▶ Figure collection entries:
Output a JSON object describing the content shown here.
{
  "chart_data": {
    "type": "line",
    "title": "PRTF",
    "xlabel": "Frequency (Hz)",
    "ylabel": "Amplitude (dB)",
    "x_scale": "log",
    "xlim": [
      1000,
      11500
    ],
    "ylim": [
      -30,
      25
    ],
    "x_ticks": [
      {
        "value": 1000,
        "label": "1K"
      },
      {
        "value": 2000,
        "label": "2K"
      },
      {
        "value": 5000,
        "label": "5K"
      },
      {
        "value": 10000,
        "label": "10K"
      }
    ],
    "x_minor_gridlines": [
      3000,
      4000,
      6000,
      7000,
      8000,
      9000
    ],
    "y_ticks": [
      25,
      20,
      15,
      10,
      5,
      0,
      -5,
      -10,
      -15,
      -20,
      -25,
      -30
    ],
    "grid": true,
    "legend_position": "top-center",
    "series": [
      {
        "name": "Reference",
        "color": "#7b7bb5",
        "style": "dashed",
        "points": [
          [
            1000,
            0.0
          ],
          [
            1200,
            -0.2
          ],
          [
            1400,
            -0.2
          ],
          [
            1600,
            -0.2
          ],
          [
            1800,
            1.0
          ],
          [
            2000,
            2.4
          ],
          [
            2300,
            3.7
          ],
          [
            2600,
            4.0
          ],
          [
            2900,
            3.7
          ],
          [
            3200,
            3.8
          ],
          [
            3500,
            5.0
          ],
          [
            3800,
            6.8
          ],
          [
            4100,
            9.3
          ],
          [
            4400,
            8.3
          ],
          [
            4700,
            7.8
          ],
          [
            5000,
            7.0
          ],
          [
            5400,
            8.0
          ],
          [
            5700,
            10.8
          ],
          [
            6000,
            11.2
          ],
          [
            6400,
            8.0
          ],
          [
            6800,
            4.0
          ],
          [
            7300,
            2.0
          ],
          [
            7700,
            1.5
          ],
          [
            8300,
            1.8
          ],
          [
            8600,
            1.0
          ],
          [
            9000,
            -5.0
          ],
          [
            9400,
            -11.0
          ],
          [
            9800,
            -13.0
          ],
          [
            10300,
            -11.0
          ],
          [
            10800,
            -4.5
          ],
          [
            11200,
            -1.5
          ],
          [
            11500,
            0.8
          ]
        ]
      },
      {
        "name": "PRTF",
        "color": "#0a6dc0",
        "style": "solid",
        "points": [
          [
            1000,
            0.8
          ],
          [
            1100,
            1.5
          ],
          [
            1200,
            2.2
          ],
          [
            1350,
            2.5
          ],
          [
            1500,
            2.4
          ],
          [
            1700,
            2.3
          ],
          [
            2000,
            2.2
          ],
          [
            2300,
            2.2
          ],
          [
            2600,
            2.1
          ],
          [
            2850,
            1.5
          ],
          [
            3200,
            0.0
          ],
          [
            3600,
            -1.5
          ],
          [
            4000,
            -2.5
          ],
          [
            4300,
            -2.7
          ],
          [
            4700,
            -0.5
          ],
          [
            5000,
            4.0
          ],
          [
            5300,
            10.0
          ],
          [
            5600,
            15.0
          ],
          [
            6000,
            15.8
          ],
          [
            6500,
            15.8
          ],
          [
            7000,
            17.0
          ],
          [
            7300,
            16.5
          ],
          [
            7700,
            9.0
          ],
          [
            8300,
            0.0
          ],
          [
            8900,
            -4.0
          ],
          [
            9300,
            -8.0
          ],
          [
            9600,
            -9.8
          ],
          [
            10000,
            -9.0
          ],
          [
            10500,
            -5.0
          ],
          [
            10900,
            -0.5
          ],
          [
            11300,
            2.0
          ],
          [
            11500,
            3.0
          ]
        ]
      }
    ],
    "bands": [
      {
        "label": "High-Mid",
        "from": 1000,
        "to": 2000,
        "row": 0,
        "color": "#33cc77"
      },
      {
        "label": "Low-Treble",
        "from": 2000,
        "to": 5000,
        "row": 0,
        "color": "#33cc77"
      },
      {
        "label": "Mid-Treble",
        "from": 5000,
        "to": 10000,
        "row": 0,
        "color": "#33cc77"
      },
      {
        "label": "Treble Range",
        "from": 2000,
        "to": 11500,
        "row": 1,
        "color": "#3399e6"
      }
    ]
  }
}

▶ Task to complete:
Repeat the listing exactly, from its first line to its last.

▶ Answer to the problem:
Output a JSON object describing the content shown here.
{
  "chart_data": {
    "type": "line",
    "title": "PRTF",
    "xlabel": "Frequency (Hz)",
    "ylabel": "Amplitude (dB)",
    "x_scale": "log",
    "xlim": [
      1000,
      11500
    ],
    "ylim": [
      -30,
      25
    ],
    "x_ticks": [
      {
        "value": 1000,
        "label": "1K"
      },
      {
        "value": 2000,
        "label": "2K"
      },
      {
        "value": 5000,
        "label": "5K"
      },
      {
        "value": 10000,
        "label": "10K"
      }
    ],
    "x_minor_gridlines": [
      3000,
      4000,
      6000,
      7000,
      8000,
      9000
    ],
    "y_ticks": [
      25,
      20,
      15,
      10,
      5,
      0,
      -5,
      -10,
      -15,
      -20,
      -25,
      -30
    ],
    "grid": true,
    "legend_position": "top-center",
    "series": [
      {
        "name": "Reference",
        "color": "#7b7bb5",
        "style": "dashed",
        "points": [
          [
            1000,
            0.0
          ],
          [
            1200,
            -0.2
          ],
          [
            1400,
            -0.2
          ],
          [
            1600,
            -0.2
          ],
          [
            1800,
            1.0
          ],
          [
            2000,
            2.4
          ],
          [
            2300,
            3.7
          ],
          [
            2600,
            4.0
          ],
          [
            2900,
            3.7
          ],
          [
            3200,
            3.8
          ],
          [
            3500,
            5.0
          ],
          [
            3800,
            6.8
          ],
          [
            4100,
            9.3
          ],
          [
            4400,
            8.3
          ],
          [
            4700,
            7.8
          ],
          [
            5000,
            7.0
          ],
          [
            5400,
            8.0
          ],
          [
            5700,
            10.8
          ],
          [
            6000,
            11.2
          ],
          [
            6400,
            8.0
          ],
          [
            6800,
            4.0
          ],
          [
            7300,
            2.0
          ],
          [
            7700,
            1.5
          ],
          [
            8300,
            1.8
          ],
          [
            8600,
            1.0
          ],
          [
            9000,
            -5.0
          ],
          [
            9400,
            -11.0
          ],
          [
            9800,
            -13.0
          ],
          [
            10300,
            -11.0
          ],
          [
            10800,
            -4.5
          ],
          [
            11200,
            -1.5
          ],
          [
            11500,
            0.8
          ]
        ]
      },
      {
        "name": "PRTF",
        "color": "#0a6dc0",
        "style": "solid",
        "points": [
          [
            1000,
            0.8
          ],
          [
            1100,
            1.5
          ],
          [
            1200,
            2.2
          ],
          [
            1350,
            2.5
          ],
          [
            1500,
            2.4
          ],
          [
            1700,
            2.3
          ],
          [
            2000,
            2.2
          ],
          [
            2300,
            2.2
          ],
          [
            2600,
            2.1
          ],
          [
            2850,
            1.5
          ],
          [
            3200,
            0.0
          ],
          [
            3600,
            -1.5
          ],
          [
            4000,
            -2.5
          ],
          [
            4300,
            -2.7
          ],
          [
            4700,
            -0.5
          ],
          [
            5000,
            4.0
          ],
          [
            5300,
            10.0
          ],
          [
            5600,
            15.0
          ],
          [
            6000,
            15.8
          ],
          [
            6500,
            15.8
          ],
          [
            7000,
            17.0
          ],
          [
            7300,
            16.5
          ],
          [
            7700,
            9.0
          ],
          [
            8300,
            0.0
          ],
          [
            8900,
            -4.0
          ],
          [
            9300,
            -8.0
          ],
          [
            9600,
            -9.8
          ],
          [
            10000,
            -9.0
          ],
          [
            10500,
            -5.0
          ],
          [
            10900,
            -0.5
          ],
          [
            11300,
            2.0
          ],
          [
            11500,
            3.0
          ]
        ]
      }
    ],
    "bands": [
      {
        "label": "High-Mid",
        "from": 1000,
        "to": 2000,
        "row": 0,
        "color": "#33cc77"
      },
      {
        "label": "Low-Treble",
        "from": 2000,
        "to": 5000,
        "row": 0,
        "color": "#33cc77"
      },
      {
        "label": "Mid-Treble",
        "from": 5000,
        "to": 10000,
        "row": 0,
        "color": "#33cc77"
      },
      {
        "label": "Treble Range",
        "from": 2000,
        "to": 11500,
        "row": 1,
        "color": "#3399e6"
      }
    ]
  }
}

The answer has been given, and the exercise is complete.